Extracted data entries
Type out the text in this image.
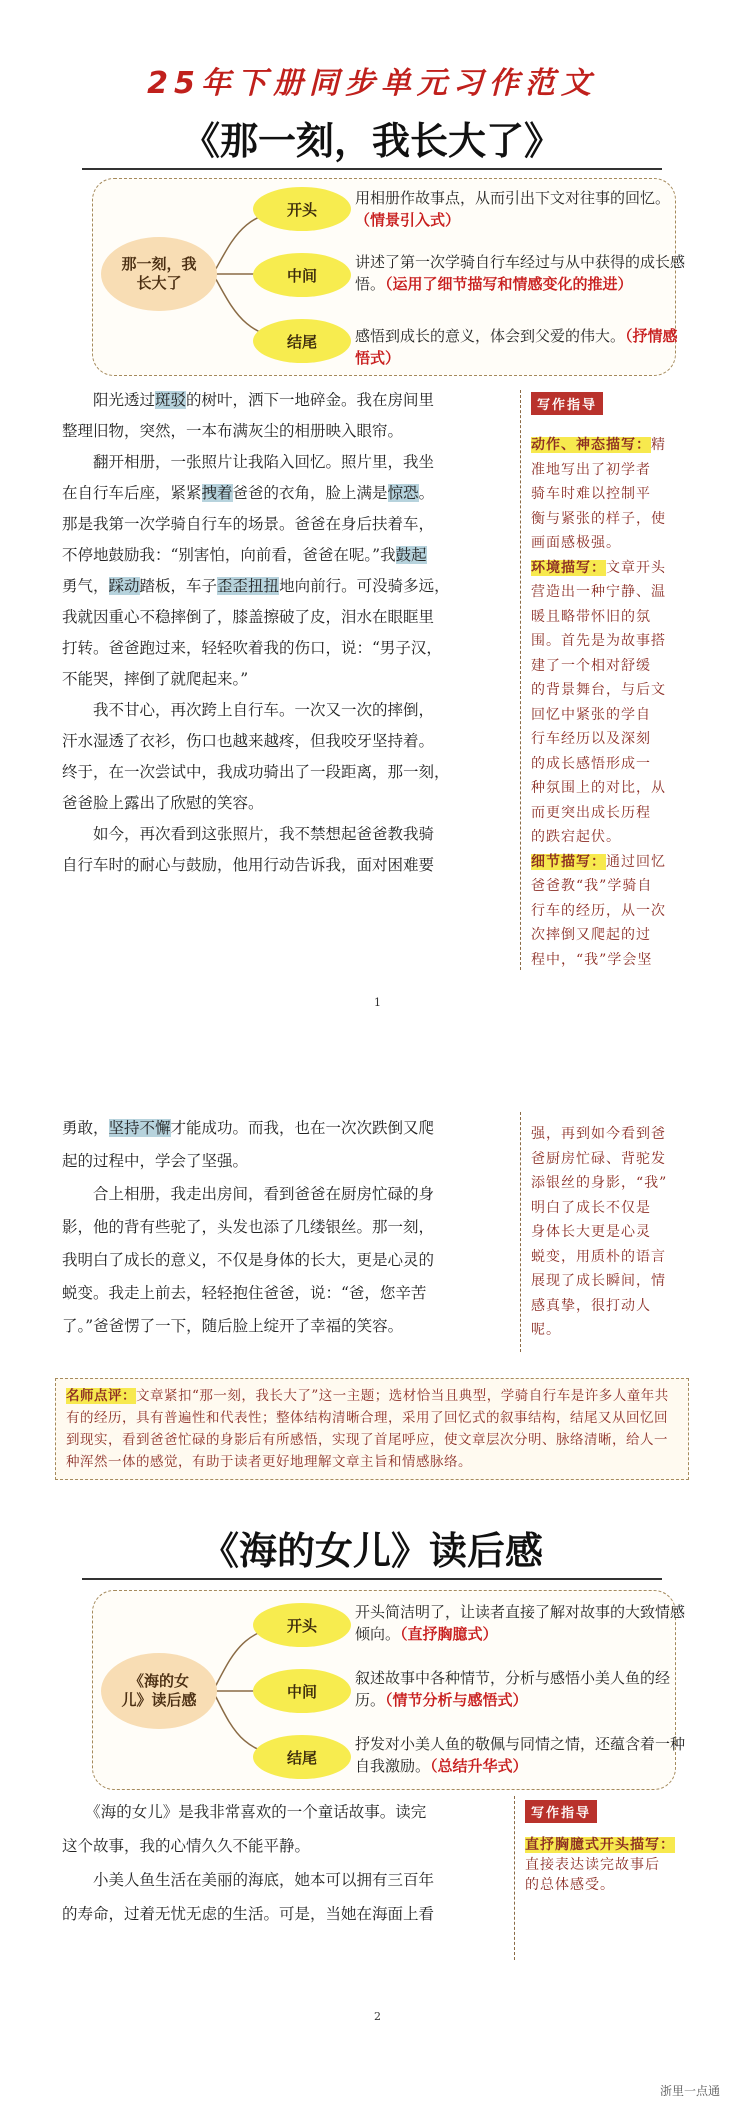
25年下册同步单元习作范文
《那一刻，我长大了》
那一刻，我长大了
开头
中间
结尾
用相册作故事点，从而引出下文对往事的回忆。（情景引入式）
讲述了第一次学骑自行车经过与从中获得的成长感悟。（运用了细节描写和情感变化的推进）
感悟到成长的意义，体会到父爱的伟大。（抒情感悟式）
　　阳光透过斑驳的树叶，洒下一地碎金。我在房间里
整理旧物，突然，一本布满灰尘的相册映入眼帘。
　　翻开相册，一张照片让我陷入回忆。照片里，我坐
在自行车后座，紧紧拽着爸爸的衣角，脸上满是惊恐。
那是我第一次学骑自行车的场景。爸爸在身后扶着车，
不停地鼓励我：“别害怕，向前看，爸爸在呢。”我鼓起
勇气，踩动踏板，车子歪歪扭扭地向前行。可没骑多远，
我就因重心不稳摔倒了，膝盖擦破了皮，泪水在眼眶里
打转。爸爸跑过来，轻轻吹着我的伤口，说：“男子汉，
不能哭，摔倒了就爬起来。”
　　我不甘心，再次跨上自行车。一次又一次的摔倒，
汗水湿透了衣衫，伤口也越来越疼，但我咬牙坚持着。
终于，在一次尝试中，我成功骑出了一段距离，那一刻，
爸爸脸上露出了欣慰的笑容。
　　如今，再次看到这张照片，我不禁想起爸爸教我骑
自行车时的耐心与鼓励，他用行动告诉我，面对困难要
写作指导
动作、神态描写：精
准地写出了初学者
骑车时难以控制平
衡与紧张的样子，使
画面感极强。
环境描写：文章开头
营造出一种宁静、温
暖且略带怀旧的氛
围。首先是为故事搭
建了一个相对舒缓
的背景舞台，与后文
回忆中紧张的学自
行车经历以及深刻
的成长感悟形成一
种氛围上的对比，从
而更突出成长历程
的跌宕起伏。
细节描写：通过回忆
爸爸教“我”学骑自
行车的经历，从一次
次摔倒又爬起的过
程中，“我”学会坚
1
勇敢，坚持不懈才能成功。而我，也在一次次跌倒又爬
起的过程中，学会了坚强。
　　合上相册，我走出房间，看到爸爸在厨房忙碌的身
影，他的背有些驼了，头发也添了几缕银丝。那一刻，
我明白了成长的意义，不仅是身体的长大，更是心灵的
蜕变。我走上前去，轻轻抱住爸爸，说：“爸，您辛苦
了。”爸爸愣了一下，随后脸上绽开了幸福的笑容。
强，再到如今看到爸
爸厨房忙碌、背驼发
添银丝的身影，“我”
明白了成长不仅是
身体长大更是心灵
蜕变，用质朴的语言
展现了成长瞬间，情
感真挚，很打动人
呢。
名师点评：文章紧扣“那一刻，我长大了”这一主题；选材恰当且典型，学骑自行车是许多人童年共有的经历，具有普遍性和代表性；整体结构清晰合理，采用了回忆式的叙事结构，结尾又从回忆回到现实，看到爸爸忙碌的身影后有所感悟，实现了首尾呼应，使文章层次分明、脉络清晰，给人一种浑然一体的感觉，有助于读者更好地理解文章主旨和情感脉络。
《海的女儿》读后感
《海的女儿》读后感
开头
中间
结尾
开头简洁明了，让读者直接了解对故事的大致情感倾向。（直抒胸臆式）
叙述故事中各种情节，分析与感悟小美人鱼的经历。（情节分析与感悟式）
抒发对小美人鱼的敬佩与同情之情，还蕴含着一种自我激励。（总结升华式）
　　《海的女儿》是我非常喜欢的一个童话故事。读完
这个故事，我的心情久久不能平静。
　　小美人鱼生活在美丽的海底，她本可以拥有三百年
的寿命，过着无忧无虑的生活。可是，当她在海面上看
写作指导
直抒胸臆式开头描写：
直接表达读完故事后
的总体感受。
2
浙里一点通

▶ _WHAT YOU HAVE TO DO_:
Repeat all of the entries word for word, but omit the pictures.

▶ _WRITTEN REPLY_:
Type out the text in this image.
25年下册同步单元习作范文
《那一刻，我长大了》
那一刻，我长大了
开头
中间
结尾
用相册作故事点，从而引出下文对往事的回忆。（情景引入式）
讲述了第一次学骑自行车经过与从中获得的成长感悟。（运用了细节描写和情感变化的推进）
感悟到成长的意义，体会到父爱的伟大。（抒情感悟式）
　　阳光透过斑驳的树叶，洒下一地碎金。我在房间里
整理旧物，突然，一本布满灰尘的相册映入眼帘。
　　翻开相册，一张照片让我陷入回忆。照片里，我坐
在自行车后座，紧紧拽着爸爸的衣角，脸上满是惊恐。
那是我第一次学骑自行车的场景。爸爸在身后扶着车，
不停地鼓励我：“别害怕，向前看，爸爸在呢。”我鼓起
勇气，踩动踏板，车子歪歪扭扭地向前行。可没骑多远，
我就因重心不稳摔倒了，膝盖擦破了皮，泪水在眼眶里
打转。爸爸跑过来，轻轻吹着我的伤口，说：“男子汉，
不能哭，摔倒了就爬起来。”
　　我不甘心，再次跨上自行车。一次又一次的摔倒，
汗水湿透了衣衫，伤口也越来越疼，但我咬牙坚持着。
终于，在一次尝试中，我成功骑出了一段距离，那一刻，
爸爸脸上露出了欣慰的笑容。
　　如今，再次看到这张照片，我不禁想起爸爸教我骑
自行车时的耐心与鼓励，他用行动告诉我，面对困难要
写作指导
动作、神态描写：精
准地写出了初学者
骑车时难以控制平
衡与紧张的样子，使
画面感极强。
环境描写：文章开头
营造出一种宁静、温
暖且略带怀旧的氛
围。首先是为故事搭
建了一个相对舒缓
的背景舞台，与后文
回忆中紧张的学自
行车经历以及深刻
的成长感悟形成一
种氛围上的对比，从
而更突出成长历程
的跌宕起伏。
细节描写：通过回忆
爸爸教“我”学骑自
行车的经历，从一次
次摔倒又爬起的过
程中，“我”学会坚
1
勇敢，坚持不懈才能成功。而我，也在一次次跌倒又爬
起的过程中，学会了坚强。
　　合上相册，我走出房间，看到爸爸在厨房忙碌的身
影，他的背有些驼了，头发也添了几缕银丝。那一刻，
我明白了成长的意义，不仅是身体的长大，更是心灵的
蜕变。我走上前去，轻轻抱住爸爸，说：“爸，您辛苦
了。”爸爸愣了一下，随后脸上绽开了幸福的笑容。
强，再到如今看到爸
爸厨房忙碌、背驼发
添银丝的身影，“我”
明白了成长不仅是
身体长大更是心灵
蜕变，用质朴的语言
展现了成长瞬间，情
感真挚，很打动人
呢。
名师点评：文章紧扣“那一刻，我长大了”这一主题；选材恰当且典型，学骑自行车是许多人童年共有的经历，具有普遍性和代表性；整体结构清晰合理，采用了回忆式的叙事结构，结尾又从回忆回到现实，看到爸爸忙碌的身影后有所感悟，实现了首尾呼应，使文章层次分明、脉络清晰，给人一种浑然一体的感觉，有助于读者更好地理解文章主旨和情感脉络。
《海的女儿》读后感
《海的女儿》读后感
开头
中间
结尾
开头简洁明了，让读者直接了解对故事的大致情感倾向。（直抒胸臆式）
叙述故事中各种情节，分析与感悟小美人鱼的经历。（情节分析与感悟式）
抒发对小美人鱼的敬佩与同情之情，还蕴含着一种自我激励。（总结升华式）
　　《海的女儿》是我非常喜欢的一个童话故事。读完
这个故事，我的心情久久不能平静。
　　小美人鱼生活在美丽的海底，她本可以拥有三百年
的寿命，过着无忧无虑的生活。可是，当她在海面上看
写作指导
直抒胸臆式开头描写：
直接表达读完故事后
的总体感受。
2
浙里一点通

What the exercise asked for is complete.